◆ **What is needed**: Single out the lines that include the word "Сахалинской". Copy them.

◆ **Dataset records**:
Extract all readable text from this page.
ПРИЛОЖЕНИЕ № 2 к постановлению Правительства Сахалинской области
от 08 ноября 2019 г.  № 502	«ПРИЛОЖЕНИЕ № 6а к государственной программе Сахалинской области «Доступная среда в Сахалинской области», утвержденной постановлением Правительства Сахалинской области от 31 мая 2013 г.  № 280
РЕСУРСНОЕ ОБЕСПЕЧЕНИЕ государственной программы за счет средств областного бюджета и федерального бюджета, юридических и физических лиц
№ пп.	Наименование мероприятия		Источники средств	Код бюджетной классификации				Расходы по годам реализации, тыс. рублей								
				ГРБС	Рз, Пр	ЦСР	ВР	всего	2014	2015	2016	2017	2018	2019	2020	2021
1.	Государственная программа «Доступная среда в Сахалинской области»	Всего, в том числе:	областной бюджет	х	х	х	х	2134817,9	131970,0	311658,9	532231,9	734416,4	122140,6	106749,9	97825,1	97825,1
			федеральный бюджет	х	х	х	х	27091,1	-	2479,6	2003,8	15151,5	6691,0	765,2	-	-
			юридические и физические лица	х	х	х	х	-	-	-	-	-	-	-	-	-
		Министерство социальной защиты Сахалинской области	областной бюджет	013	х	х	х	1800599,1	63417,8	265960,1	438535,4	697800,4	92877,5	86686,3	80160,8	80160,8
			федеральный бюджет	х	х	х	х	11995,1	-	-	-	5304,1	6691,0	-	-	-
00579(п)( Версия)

◆ **Answer**:
ПРИЛОЖЕНИЕ № 2 к постановлению Правительства Сахалинской области
от 08 ноября 2019 г.  № 502	«ПРИЛОЖЕНИЕ № 6а к государственной программе Сахалинской области «Доступная среда в Сахалинской области», утвержденной постановлением Правительства Сахалинской области от 31 мая 2013 г.  № 280
1.	Государственная программа «Доступная среда в Сахалинской области»	Всего, в том числе:	областной бюджет	х	х	х	х	2134817,9	131970,0	311658,9	532231,9	734416,4	122140,6	106749,9	97825,1	97825,1
		Министерство социальной защиты Сахалинской области	областной бюджет	013	х	х	х	1800599,1	63417,8	265960,1	438535,4	697800,4	92877,5	86686,3	80160,8	80160,8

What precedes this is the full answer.